Input records:
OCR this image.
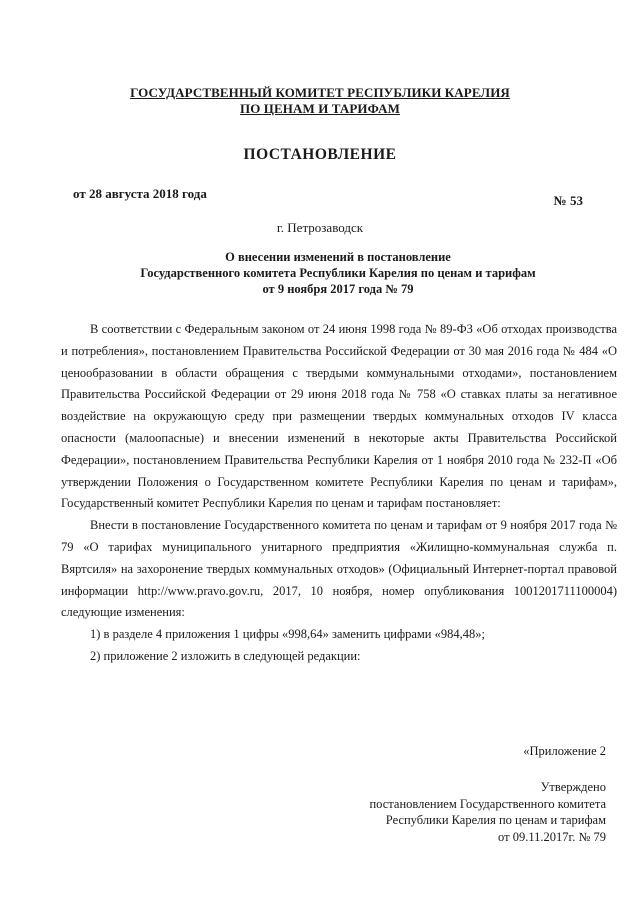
ГОСУДАРСТВЕННЫЙ КОМИТЕТ РЕСПУБЛИКИ КАРЕЛИЯ
ПО ЦЕНАМ И ТАРИФАМ
ПОСТАНОВЛЕНИЕ
от 28 августа 2018 года	№ 53
г. Петрозаводск
О внесении изменений в постановление
Государственного комитета Республики Карелия по ценам и тарифам
от 9 ноября 2017 года № 79

В соответствии с Федеральным законом от 24 июня 1998 года № 89-ФЗ «Об отходах производства и потребления», постановлением Правительства Российской Федерации от 30 мая 2016 года № 484 «О ценообразовании в области обращения с твердыми коммунальными отходами», постановлением Правительства Российской Федерации от 29 июня 2018 года № 758 «О ставках платы за негативное воздействие на окружающую среду при размещении твердых коммунальных отходов IV класса опасности (малоопасные) и внесении изменений в некоторые акты Правительства Российской Федерации», постановлением Правительства Республики Карелия от 1 ноября 2010 года № 232-П «Об утверждении Положения о Государственном комитете Республики Карелия по ценам и тарифам», Государственный комитет Республики Карелия по ценам и тарифам постановляет:

Внести в постановление Государственного комитета по ценам и тарифам от 9 ноября 2017 года № 79 «О тарифах муниципального унитарного предприятия «Жилищно-коммунальная служба п. Вяртсиля» на захоронение твердых коммунальных отходов» (Официальный Интернет-портал правовой информации http://www.pravo.gov.ru, 2017, 10 ноября, номер опубликования 1001201711100004) следующие изменения:

1) в разделе 4 приложения 1 цифры «998,64» заменить цифрами «984,48»;

2) приложение 2 изложить в следующей редакции:

«Приложение 2
Утверждено
постановлением Государственного комитета
Республики Карелия по ценам и тарифам
от 09.11.2017г. № 79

Exercise directions: Pictures appear in the records above. Output everything except them, exactly.

Exercise answer:
OCR this image.
ГОСУДАРСТВЕННЫЙ КОМИТЕТ РЕСПУБЛИКИ КАРЕЛИЯ
ПО ЦЕНАМ И ТАРИФАМ
ПОСТАНОВЛЕНИЕ
от 28 августа 2018 года	№ 53
г. Петрозаводск
О внесении изменений в постановление
Государственного комитета Республики Карелия по ценам и тарифам
от 9 ноября 2017 года № 79

В соответствии с Федеральным законом от 24 июня 1998 года № 89-ФЗ «Об отходах производства и потребления», постановлением Правительства Российской Федерации от 30 мая 2016 года № 484 «О ценообразовании в области обращения с твердыми коммунальными отходами», постановлением Правительства Российской Федерации от 29 июня 2018 года № 758 «О ставках платы за негативное воздействие на окружающую среду при размещении твердых коммунальных отходов IV класса опасности (малоопасные) и внесении изменений в некоторые акты Правительства Российской Федерации», постановлением Правительства Республики Карелия от 1 ноября 2010 года № 232-П «Об утверждении Положения о Государственном комитете Республики Карелия по ценам и тарифам», Государственный комитет Республики Карелия по ценам и тарифам постановляет:

Внести в постановление Государственного комитета по ценам и тарифам от 9 ноября 2017 года № 79 «О тарифах муниципального унитарного предприятия «Жилищно-коммунальная служба п. Вяртсиля» на захоронение твердых коммунальных отходов» (Официальный Интернет-портал правовой информации http://www.pravo.gov.ru, 2017, 10 ноября, номер опубликования 1001201711100004) следующие изменения:

1) в разделе 4 приложения 1 цифры «998,64» заменить цифрами «984,48»;

2) приложение 2 изложить в следующей редакции:

«Приложение 2
Утверждено
постановлением Государственного комитета
Республики Карелия по ценам и тарифам
от 09.11.2017г. № 79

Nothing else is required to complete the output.